PROBLEM STATEMENT>
Copy out each line featuring the string "以地面为参照物" from the entries beneath.

═══ DATA SUPPLIED

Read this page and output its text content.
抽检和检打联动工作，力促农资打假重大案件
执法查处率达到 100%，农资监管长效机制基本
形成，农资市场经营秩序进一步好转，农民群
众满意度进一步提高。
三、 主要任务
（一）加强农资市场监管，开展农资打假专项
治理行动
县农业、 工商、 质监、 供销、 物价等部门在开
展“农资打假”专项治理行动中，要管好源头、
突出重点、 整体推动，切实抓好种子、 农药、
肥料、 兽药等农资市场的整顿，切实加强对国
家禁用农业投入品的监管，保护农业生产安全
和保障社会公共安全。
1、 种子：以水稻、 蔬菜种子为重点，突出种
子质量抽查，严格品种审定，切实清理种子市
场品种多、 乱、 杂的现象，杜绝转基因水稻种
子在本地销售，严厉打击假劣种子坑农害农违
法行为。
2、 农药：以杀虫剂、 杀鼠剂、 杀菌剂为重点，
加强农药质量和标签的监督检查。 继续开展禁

══════
═══ DATA SUPPLIED

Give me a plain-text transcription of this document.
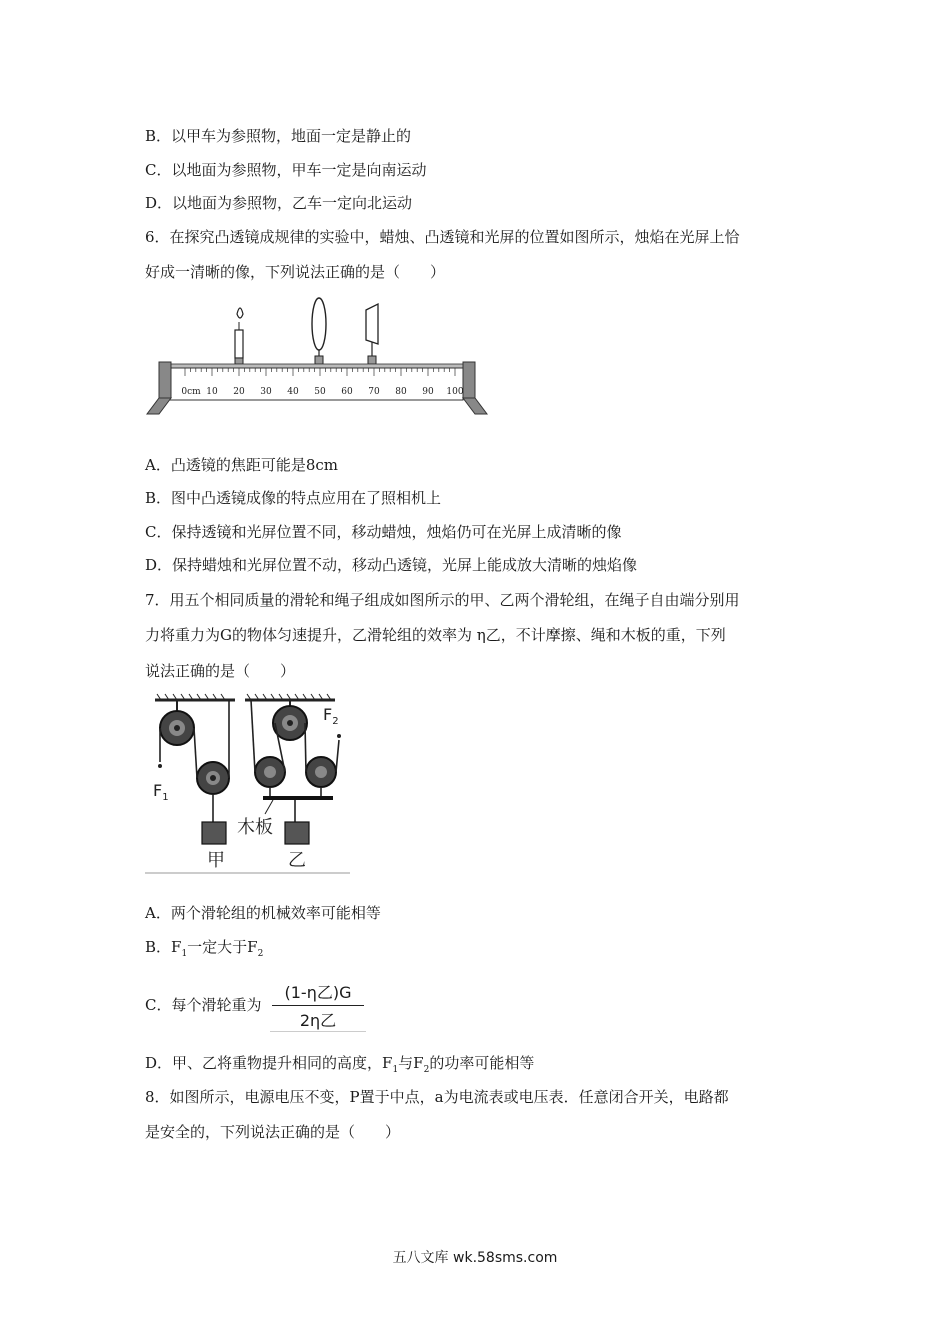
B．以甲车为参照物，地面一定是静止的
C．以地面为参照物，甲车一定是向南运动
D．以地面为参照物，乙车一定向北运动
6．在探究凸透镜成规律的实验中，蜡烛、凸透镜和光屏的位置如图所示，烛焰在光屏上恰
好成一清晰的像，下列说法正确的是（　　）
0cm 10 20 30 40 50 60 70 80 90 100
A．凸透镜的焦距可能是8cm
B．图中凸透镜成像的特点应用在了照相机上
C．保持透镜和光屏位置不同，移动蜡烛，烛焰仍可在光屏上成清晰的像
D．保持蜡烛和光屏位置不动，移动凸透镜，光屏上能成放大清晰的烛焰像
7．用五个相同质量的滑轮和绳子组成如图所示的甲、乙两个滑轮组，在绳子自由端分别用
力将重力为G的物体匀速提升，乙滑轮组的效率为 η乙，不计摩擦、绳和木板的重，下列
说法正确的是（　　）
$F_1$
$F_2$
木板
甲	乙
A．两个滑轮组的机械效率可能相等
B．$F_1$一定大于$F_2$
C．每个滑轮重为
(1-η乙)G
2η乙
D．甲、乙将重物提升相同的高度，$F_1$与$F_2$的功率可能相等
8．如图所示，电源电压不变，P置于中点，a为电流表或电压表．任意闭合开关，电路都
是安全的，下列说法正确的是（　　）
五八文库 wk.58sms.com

══════

EXERCISE SOLUTION>
C．以地面为参照物，甲车一定是向南运动
D．以地面为参照物，乙车一定向北运动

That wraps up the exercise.